- [What the exercise asks]
Examine the material below. Gather every line in which the string "attribués" appears.

- [Data lines]
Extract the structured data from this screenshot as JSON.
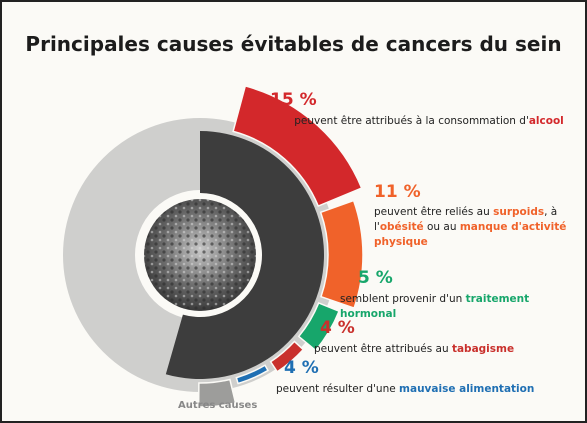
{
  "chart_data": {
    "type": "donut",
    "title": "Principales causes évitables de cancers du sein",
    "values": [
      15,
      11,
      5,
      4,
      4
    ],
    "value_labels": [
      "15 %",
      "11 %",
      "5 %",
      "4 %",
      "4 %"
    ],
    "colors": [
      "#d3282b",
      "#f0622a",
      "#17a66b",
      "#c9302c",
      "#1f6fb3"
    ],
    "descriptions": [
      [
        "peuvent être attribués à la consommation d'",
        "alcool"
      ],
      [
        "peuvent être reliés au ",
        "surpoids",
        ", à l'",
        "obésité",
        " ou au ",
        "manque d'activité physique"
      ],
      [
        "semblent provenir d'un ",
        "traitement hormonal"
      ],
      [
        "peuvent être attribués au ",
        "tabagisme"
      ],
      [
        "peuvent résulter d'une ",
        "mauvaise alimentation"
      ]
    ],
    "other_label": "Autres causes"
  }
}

* * *

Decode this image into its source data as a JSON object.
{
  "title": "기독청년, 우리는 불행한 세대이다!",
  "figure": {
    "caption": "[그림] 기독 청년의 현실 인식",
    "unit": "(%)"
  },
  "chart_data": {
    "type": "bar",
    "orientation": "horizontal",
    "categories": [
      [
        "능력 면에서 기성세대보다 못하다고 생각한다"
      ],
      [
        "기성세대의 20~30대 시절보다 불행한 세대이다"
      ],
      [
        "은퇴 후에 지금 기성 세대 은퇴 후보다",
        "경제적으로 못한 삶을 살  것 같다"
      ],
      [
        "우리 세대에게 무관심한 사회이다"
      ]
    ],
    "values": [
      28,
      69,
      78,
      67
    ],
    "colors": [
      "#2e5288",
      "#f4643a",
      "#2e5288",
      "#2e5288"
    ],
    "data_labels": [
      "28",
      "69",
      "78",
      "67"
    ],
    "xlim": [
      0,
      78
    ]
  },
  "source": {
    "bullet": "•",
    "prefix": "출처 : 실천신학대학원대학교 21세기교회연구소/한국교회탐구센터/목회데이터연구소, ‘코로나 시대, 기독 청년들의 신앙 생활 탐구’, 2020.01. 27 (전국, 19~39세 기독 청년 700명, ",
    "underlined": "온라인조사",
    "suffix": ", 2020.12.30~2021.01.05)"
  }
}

- [Problem solution]
        "peuvent être attribués à la consommation d'",
        "peuvent être attribués au ",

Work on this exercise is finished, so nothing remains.